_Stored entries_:

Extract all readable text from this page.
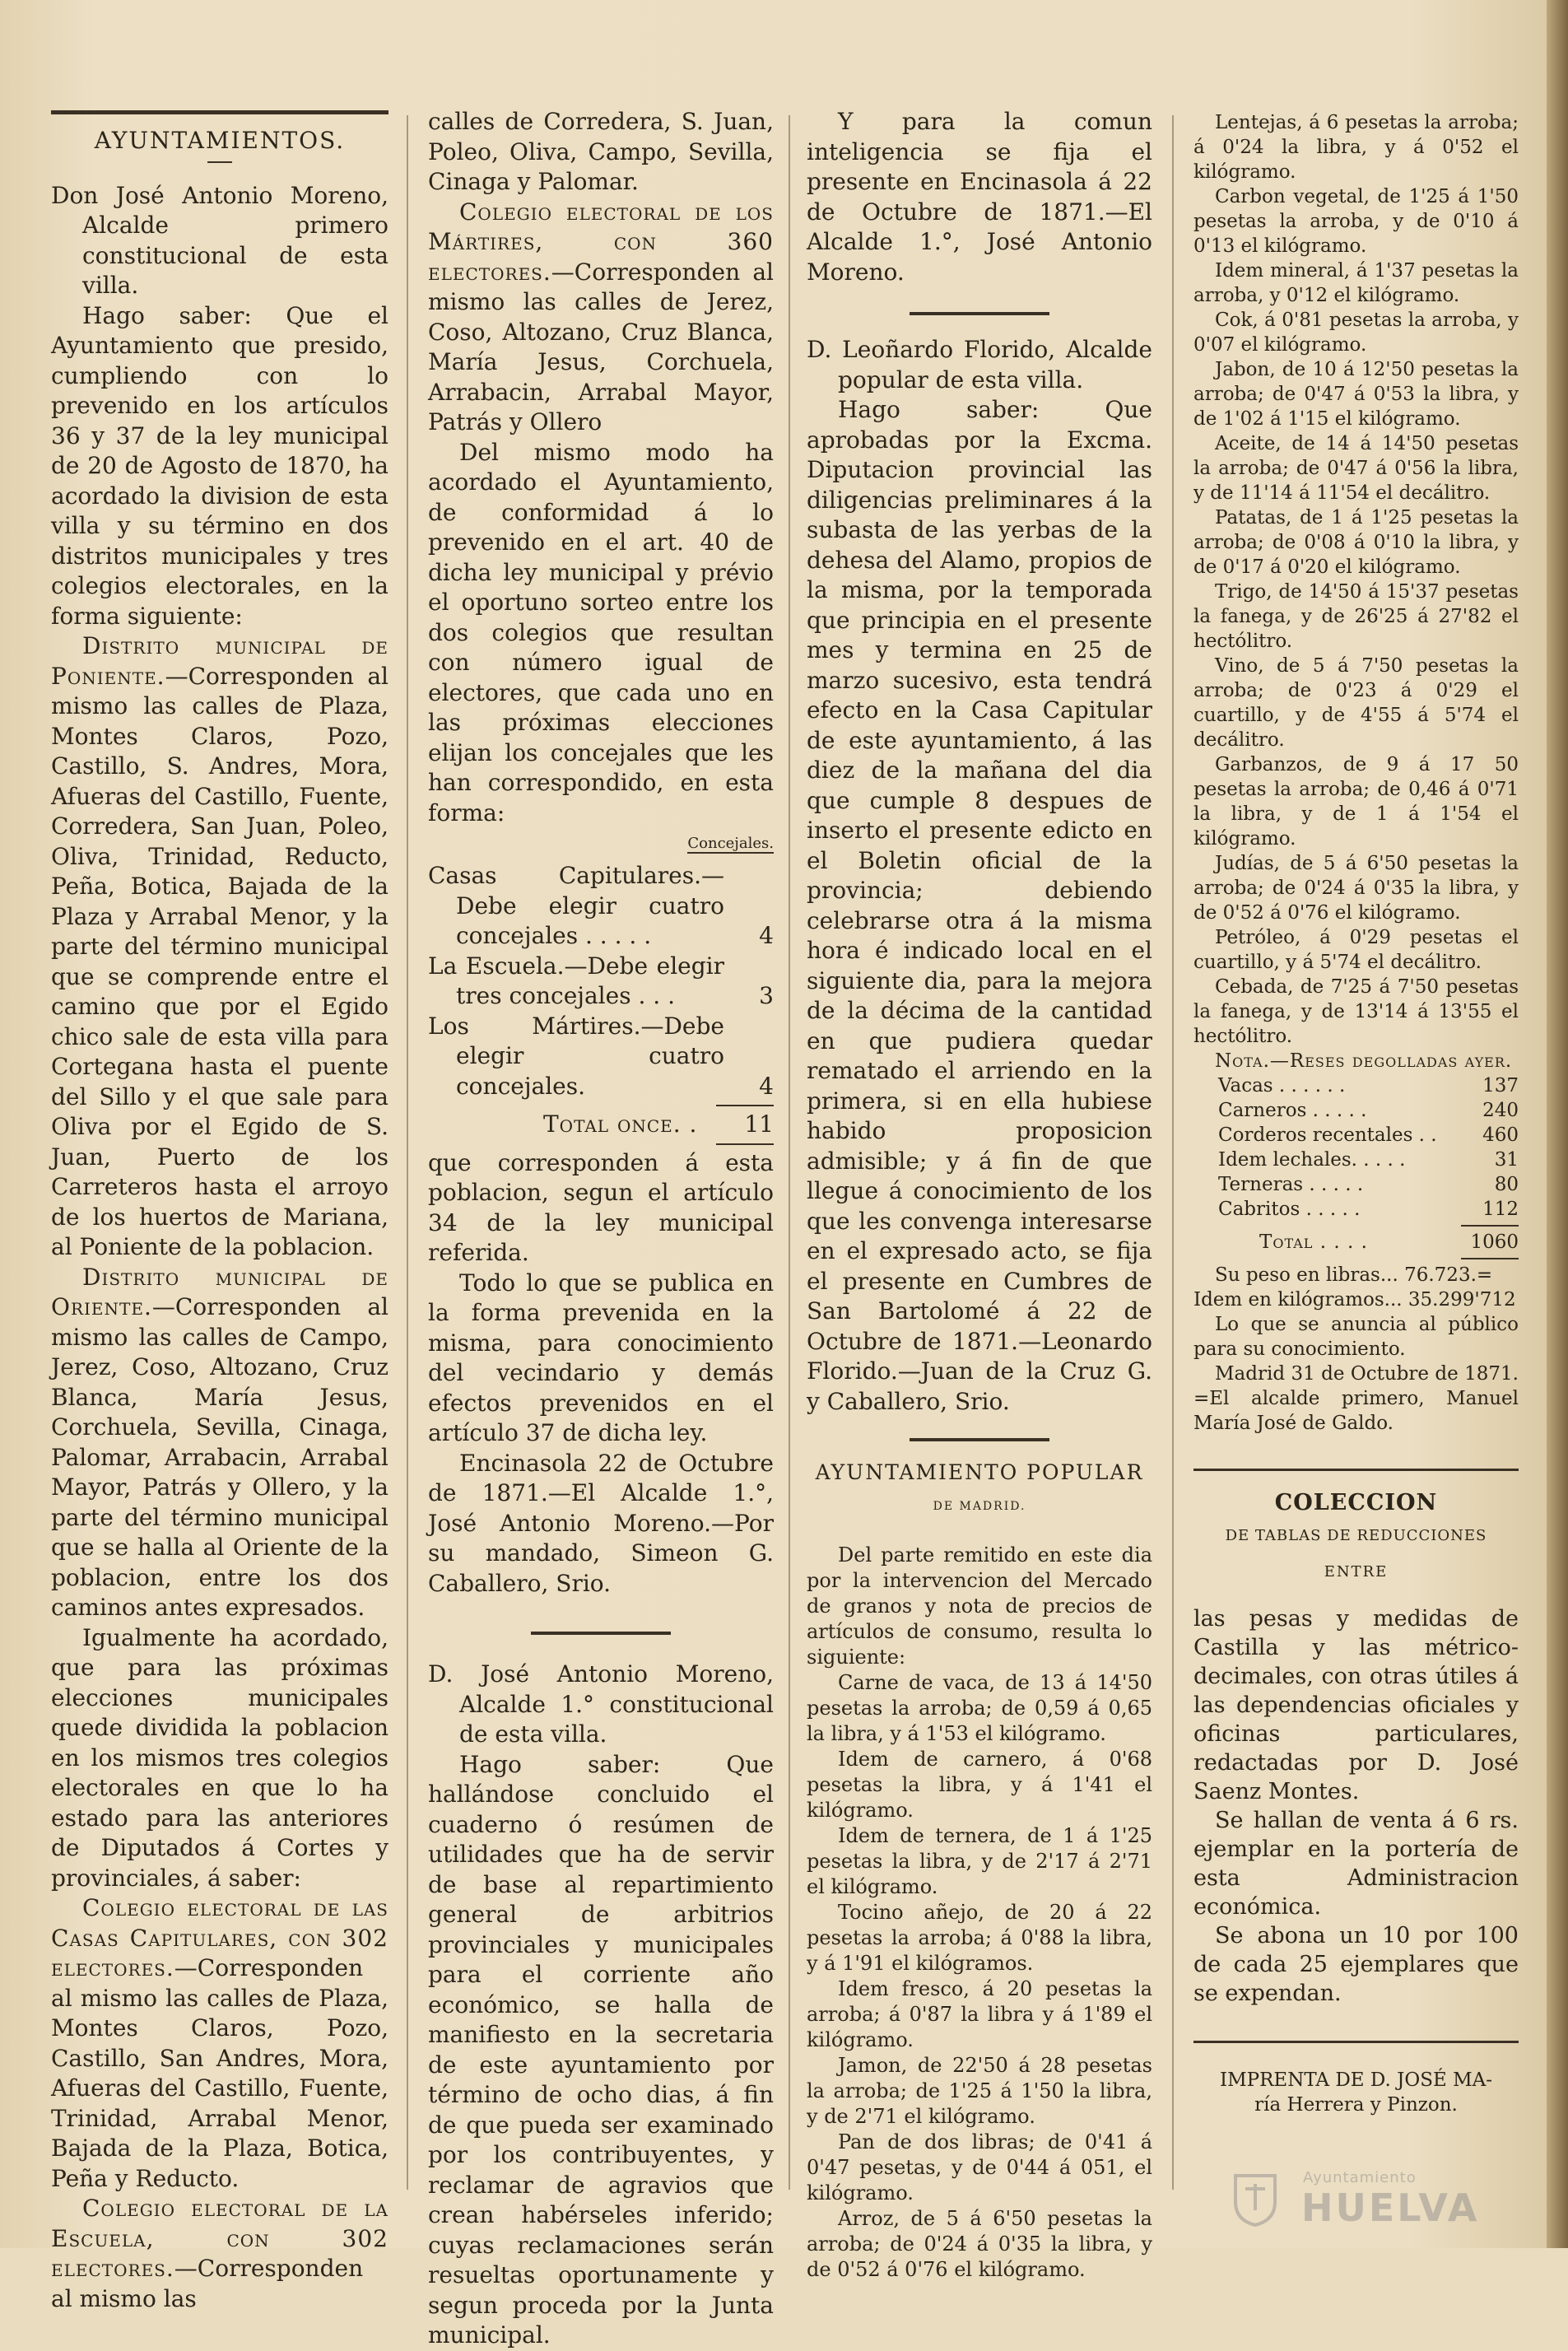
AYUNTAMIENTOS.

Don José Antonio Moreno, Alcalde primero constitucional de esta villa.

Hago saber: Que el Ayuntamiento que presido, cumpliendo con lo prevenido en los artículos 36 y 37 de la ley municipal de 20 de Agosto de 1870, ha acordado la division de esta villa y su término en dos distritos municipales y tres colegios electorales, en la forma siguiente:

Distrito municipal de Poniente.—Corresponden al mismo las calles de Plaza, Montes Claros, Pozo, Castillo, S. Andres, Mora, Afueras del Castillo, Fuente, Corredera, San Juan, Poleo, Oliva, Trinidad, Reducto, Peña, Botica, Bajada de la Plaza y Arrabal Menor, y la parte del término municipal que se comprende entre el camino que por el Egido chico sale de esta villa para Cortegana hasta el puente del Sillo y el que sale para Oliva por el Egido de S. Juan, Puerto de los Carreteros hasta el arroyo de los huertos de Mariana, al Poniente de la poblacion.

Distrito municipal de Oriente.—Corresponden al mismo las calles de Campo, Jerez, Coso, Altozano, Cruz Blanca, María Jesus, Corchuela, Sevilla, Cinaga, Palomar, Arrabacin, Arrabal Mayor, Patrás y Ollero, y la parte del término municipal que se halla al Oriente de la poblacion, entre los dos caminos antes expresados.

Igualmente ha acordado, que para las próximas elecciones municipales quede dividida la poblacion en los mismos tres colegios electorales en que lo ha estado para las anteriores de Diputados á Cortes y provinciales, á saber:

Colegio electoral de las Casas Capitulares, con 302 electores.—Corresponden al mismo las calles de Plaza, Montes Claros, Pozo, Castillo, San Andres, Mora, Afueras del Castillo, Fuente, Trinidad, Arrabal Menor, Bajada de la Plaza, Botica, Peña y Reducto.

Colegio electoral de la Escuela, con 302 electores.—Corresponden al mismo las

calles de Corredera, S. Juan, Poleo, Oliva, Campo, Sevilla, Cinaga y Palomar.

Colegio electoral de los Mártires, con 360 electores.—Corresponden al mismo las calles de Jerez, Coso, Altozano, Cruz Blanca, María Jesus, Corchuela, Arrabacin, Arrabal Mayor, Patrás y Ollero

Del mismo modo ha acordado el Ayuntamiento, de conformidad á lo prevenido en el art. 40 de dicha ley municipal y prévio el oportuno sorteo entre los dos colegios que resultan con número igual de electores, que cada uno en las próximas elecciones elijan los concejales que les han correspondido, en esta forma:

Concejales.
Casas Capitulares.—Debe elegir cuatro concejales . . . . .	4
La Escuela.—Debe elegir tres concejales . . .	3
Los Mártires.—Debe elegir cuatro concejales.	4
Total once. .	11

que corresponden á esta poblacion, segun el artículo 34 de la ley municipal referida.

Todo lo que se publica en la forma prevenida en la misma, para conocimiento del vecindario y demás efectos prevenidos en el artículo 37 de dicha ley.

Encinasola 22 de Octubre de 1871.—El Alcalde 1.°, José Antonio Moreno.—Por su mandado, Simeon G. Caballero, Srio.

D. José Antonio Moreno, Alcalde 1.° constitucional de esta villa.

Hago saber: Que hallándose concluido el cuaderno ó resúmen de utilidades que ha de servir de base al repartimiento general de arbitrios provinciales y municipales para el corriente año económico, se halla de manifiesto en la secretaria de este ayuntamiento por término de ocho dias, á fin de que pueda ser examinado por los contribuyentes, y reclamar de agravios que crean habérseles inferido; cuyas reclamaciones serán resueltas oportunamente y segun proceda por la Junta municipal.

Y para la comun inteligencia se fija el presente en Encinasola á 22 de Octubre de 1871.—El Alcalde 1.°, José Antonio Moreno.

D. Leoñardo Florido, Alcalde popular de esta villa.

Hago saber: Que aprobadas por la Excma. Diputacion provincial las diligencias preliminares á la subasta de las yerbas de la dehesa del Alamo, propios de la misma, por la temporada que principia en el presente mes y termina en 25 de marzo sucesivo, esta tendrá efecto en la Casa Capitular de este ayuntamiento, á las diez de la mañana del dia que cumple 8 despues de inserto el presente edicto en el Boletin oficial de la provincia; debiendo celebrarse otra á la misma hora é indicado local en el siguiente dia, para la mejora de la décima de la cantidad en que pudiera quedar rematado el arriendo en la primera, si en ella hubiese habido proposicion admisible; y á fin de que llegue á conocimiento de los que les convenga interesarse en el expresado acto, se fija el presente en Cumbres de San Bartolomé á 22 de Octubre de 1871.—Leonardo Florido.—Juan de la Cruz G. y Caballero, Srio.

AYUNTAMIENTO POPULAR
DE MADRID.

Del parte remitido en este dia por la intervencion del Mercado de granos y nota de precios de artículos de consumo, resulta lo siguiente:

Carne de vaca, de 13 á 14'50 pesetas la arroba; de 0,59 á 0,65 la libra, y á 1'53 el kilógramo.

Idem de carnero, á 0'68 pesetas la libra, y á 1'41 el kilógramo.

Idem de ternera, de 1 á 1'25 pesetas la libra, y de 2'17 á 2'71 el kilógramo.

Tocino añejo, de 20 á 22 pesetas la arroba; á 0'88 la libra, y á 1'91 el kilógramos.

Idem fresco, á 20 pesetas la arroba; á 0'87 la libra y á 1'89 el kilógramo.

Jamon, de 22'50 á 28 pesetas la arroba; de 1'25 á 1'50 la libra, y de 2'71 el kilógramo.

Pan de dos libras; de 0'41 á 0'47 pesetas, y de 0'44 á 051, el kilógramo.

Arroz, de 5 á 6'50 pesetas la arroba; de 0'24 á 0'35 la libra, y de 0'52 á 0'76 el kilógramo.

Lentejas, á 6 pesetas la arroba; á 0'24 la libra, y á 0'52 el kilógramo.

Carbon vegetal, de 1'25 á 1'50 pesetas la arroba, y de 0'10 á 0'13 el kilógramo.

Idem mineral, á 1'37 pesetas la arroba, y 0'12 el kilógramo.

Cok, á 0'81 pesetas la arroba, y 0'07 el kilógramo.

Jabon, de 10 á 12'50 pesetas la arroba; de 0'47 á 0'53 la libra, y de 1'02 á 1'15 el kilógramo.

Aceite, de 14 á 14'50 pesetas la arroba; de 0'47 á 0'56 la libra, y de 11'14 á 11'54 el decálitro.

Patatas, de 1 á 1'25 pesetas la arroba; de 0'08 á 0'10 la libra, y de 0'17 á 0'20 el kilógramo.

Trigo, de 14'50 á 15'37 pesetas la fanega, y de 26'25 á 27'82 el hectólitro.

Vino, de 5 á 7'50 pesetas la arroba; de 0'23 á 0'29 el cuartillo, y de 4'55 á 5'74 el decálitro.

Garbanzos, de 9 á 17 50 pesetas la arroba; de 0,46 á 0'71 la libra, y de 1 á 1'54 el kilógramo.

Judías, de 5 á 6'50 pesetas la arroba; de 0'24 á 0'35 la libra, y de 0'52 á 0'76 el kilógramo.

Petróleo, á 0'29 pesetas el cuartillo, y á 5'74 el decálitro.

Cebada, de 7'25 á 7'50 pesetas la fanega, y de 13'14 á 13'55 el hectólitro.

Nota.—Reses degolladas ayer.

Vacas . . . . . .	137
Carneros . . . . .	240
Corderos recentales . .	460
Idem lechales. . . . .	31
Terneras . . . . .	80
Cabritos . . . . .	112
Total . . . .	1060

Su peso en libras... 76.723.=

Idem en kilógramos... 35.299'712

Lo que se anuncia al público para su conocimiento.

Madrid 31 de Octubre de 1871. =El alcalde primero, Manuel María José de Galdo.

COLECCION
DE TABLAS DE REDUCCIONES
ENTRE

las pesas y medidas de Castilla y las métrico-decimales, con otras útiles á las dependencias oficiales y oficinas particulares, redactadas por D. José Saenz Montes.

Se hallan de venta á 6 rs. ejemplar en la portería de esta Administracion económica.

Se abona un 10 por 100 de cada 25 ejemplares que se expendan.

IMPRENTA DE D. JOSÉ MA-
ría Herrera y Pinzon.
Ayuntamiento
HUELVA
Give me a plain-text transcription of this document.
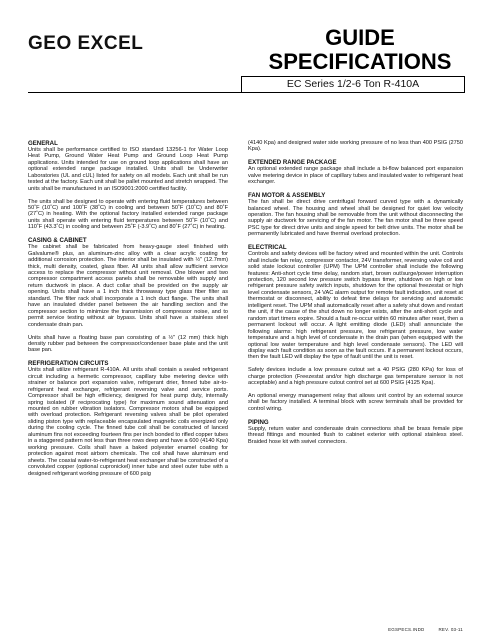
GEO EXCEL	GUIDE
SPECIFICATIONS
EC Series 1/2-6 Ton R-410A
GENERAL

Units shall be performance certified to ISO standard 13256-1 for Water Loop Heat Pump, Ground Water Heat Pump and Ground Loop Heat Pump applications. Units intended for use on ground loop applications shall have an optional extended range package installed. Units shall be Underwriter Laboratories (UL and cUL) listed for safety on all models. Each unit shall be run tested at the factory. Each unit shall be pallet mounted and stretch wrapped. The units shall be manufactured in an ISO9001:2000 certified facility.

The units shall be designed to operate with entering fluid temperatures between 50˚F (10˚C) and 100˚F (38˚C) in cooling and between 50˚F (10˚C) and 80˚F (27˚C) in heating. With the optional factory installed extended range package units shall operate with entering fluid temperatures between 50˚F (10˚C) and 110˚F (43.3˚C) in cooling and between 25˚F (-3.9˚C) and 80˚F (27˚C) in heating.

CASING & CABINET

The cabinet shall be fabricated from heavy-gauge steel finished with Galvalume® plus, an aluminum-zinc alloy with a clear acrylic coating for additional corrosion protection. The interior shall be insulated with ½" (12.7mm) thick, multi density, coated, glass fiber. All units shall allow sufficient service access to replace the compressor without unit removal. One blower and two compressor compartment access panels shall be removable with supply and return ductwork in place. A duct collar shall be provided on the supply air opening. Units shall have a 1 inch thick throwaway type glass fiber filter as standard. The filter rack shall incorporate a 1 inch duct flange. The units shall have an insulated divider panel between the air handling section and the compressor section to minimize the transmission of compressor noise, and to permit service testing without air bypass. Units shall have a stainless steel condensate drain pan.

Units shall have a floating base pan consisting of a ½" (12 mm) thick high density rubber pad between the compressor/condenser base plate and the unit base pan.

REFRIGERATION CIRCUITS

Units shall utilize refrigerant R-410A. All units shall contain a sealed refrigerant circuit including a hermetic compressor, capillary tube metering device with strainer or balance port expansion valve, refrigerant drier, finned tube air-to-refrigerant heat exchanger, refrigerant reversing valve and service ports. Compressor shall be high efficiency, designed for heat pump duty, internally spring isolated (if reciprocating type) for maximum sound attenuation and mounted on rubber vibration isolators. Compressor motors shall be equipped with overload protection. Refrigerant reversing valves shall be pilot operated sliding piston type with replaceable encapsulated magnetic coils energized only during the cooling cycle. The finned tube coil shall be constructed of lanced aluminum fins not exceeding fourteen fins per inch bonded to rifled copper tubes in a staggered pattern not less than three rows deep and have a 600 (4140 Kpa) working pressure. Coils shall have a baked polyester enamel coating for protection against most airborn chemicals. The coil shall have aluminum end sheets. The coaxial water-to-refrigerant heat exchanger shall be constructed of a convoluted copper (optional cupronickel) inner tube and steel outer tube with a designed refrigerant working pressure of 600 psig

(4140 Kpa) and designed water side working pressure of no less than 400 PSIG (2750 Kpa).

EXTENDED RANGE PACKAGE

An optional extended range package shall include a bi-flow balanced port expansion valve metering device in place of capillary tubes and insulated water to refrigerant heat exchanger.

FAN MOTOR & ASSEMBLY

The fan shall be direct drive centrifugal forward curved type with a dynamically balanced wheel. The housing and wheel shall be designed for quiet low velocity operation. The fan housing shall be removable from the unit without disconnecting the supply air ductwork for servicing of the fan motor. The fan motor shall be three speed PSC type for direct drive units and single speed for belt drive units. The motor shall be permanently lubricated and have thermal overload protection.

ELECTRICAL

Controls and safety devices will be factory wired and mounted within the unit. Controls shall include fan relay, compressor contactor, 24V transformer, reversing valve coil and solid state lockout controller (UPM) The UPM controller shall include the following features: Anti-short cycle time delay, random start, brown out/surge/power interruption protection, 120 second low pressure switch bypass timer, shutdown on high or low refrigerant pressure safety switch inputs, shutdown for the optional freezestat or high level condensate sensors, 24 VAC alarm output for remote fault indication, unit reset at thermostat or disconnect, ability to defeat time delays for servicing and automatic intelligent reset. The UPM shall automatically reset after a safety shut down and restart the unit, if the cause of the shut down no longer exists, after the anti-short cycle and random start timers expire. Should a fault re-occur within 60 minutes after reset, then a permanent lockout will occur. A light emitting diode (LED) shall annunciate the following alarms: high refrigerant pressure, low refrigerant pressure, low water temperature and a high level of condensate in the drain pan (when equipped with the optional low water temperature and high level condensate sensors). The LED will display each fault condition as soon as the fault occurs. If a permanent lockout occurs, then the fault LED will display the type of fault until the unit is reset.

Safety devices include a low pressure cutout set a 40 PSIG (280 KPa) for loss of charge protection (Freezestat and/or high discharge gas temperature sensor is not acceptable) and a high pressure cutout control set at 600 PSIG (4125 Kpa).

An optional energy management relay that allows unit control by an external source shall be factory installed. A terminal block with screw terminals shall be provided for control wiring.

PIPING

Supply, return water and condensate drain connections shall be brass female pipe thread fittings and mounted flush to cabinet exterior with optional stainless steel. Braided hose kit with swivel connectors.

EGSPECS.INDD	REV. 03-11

_TASK_: Locate all lines in the listing above with the word "cuartillo" and copy them.

_COMPLETE ANSWER_:
Vino, de 5 á 7'50 pesetas la arroba; de 0'23 á 0'29 el cuartillo, y de 4'55 á 5'74 el decálitro.
Petróleo, á 0'29 pesetas el cuartillo, y á 5'74 el decálitro.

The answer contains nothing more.